*Task goal:* Write the entries below out again exactly; any picture in them stays out.

*Raw records:*

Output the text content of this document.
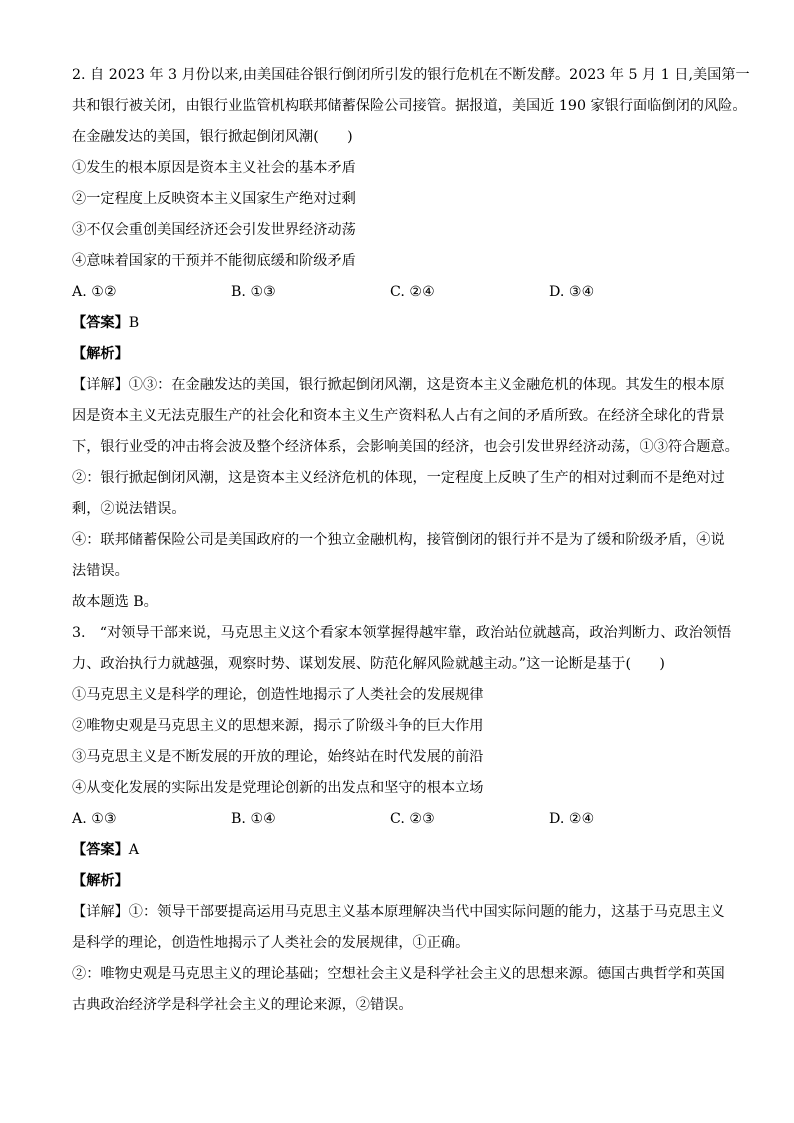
2. 自 2023 年 3 月份以来,由美国硅谷银行倒闭所引发的银行危机在不断发酵。2023 年 5 月 1 日,美国第一
共和银行被关闭，由银行业监管机构联邦储蓄保险公司接管。据报道，美国近 190 家银行面临倒闭的风险。
在金融发达的美国，银行掀起倒闭风潮(　　)
①发生的根本原因是资本主义社会的基本矛盾
②一定程度上反映资本主义国家生产绝对过剩
③不仅会重创美国经济还会引发世界经济动荡
④意味着国家的干预并不能彻底缓和阶级矛盾
A. ①②	B. ①③	C. ②④	D. ③④
【答案】B
【解析】
【详解】①③：在金融发达的美国，银行掀起倒闭风潮，这是资本主义金融危机的体现。其发生的根本原
因是资本主义无法克服生产的社会化和资本主义生产资料私人占有之间的矛盾所致。在经济全球化的背景
下，银行业受的冲击将会波及整个经济体系，会影响美国的经济，也会引发世界经济动荡，①③符合题意。
②：银行掀起倒闭风潮，这是资本主义经济危机的体现，一定程度上反映了生产的相对过剩而不是绝对过
剩，②说法错误。
④：联邦储蓄保险公司是美国政府的一个独立金融机构，接管倒闭的银行并不是为了缓和阶级矛盾，④说
法错误。
故本题选 B。
3.　“对领导干部来说，马克思主义这个看家本领掌握得越牢靠，政治站位就越高，政治判断力、政治领悟
力、政治执行力就越强，观察时势、谋划发展、防范化解风险就越主动。”这一论断是基于(　　)
①马克思主义是科学的理论，创造性地揭示了人类社会的发展规律
②唯物史观是马克思主义的思想来源，揭示了阶级斗争的巨大作用
③马克思主义是不断发展的开放的理论，始终站在时代发展的前沿
④从变化发展的实际出发是党理论创新的出发点和坚守的根本立场
A. ①③	B. ①④	C. ②③	D. ②④
【答案】A
【解析】
【详解】①：领导干部要提高运用马克思主义基本原理解决当代中国实际问题的能力，这基于马克思主义
是科学的理论，创造性地揭示了人类社会的发展规律，①正确。
②：唯物史观是马克思主义的理论基础；空想社会主义是科学社会主义的思想来源。德国古典哲学和英国
古典政治经济学是科学社会主义的理论来源，②错误。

*Reply:*
Output the text content of this document.
2. 自 2023 年 3 月份以来,由美国硅谷银行倒闭所引发的银行危机在不断发酵。2023 年 5 月 1 日,美国第一
共和银行被关闭，由银行业监管机构联邦储蓄保险公司接管。据报道，美国近 190 家银行面临倒闭的风险。
在金融发达的美国，银行掀起倒闭风潮(　　)
①发生的根本原因是资本主义社会的基本矛盾
②一定程度上反映资本主义国家生产绝对过剩
③不仅会重创美国经济还会引发世界经济动荡
④意味着国家的干预并不能彻底缓和阶级矛盾
A. ①②	B. ①③	C. ②④	D. ③④
【答案】B
【解析】
【详解】①③：在金融发达的美国，银行掀起倒闭风潮，这是资本主义金融危机的体现。其发生的根本原
因是资本主义无法克服生产的社会化和资本主义生产资料私人占有之间的矛盾所致。在经济全球化的背景
下，银行业受的冲击将会波及整个经济体系，会影响美国的经济，也会引发世界经济动荡，①③符合题意。
②：银行掀起倒闭风潮，这是资本主义经济危机的体现，一定程度上反映了生产的相对过剩而不是绝对过
剩，②说法错误。
④：联邦储蓄保险公司是美国政府的一个独立金融机构，接管倒闭的银行并不是为了缓和阶级矛盾，④说
法错误。
故本题选 B。
3.　“对领导干部来说，马克思主义这个看家本领掌握得越牢靠，政治站位就越高，政治判断力、政治领悟
力、政治执行力就越强，观察时势、谋划发展、防范化解风险就越主动。”这一论断是基于(　　)
①马克思主义是科学的理论，创造性地揭示了人类社会的发展规律
②唯物史观是马克思主义的思想来源，揭示了阶级斗争的巨大作用
③马克思主义是不断发展的开放的理论，始终站在时代发展的前沿
④从变化发展的实际出发是党理论创新的出发点和坚守的根本立场
A. ①③	B. ①④	C. ②③	D. ②④
【答案】A
【解析】
【详解】①：领导干部要提高运用马克思主义基本原理解决当代中国实际问题的能力，这基于马克思主义
是科学的理论，创造性地揭示了人类社会的发展规律，①正确。
②：唯物史观是马克思主义的理论基础；空想社会主义是科学社会主义的思想来源。德国古典哲学和英国
古典政治经济学是科学社会主义的理论来源，②错误。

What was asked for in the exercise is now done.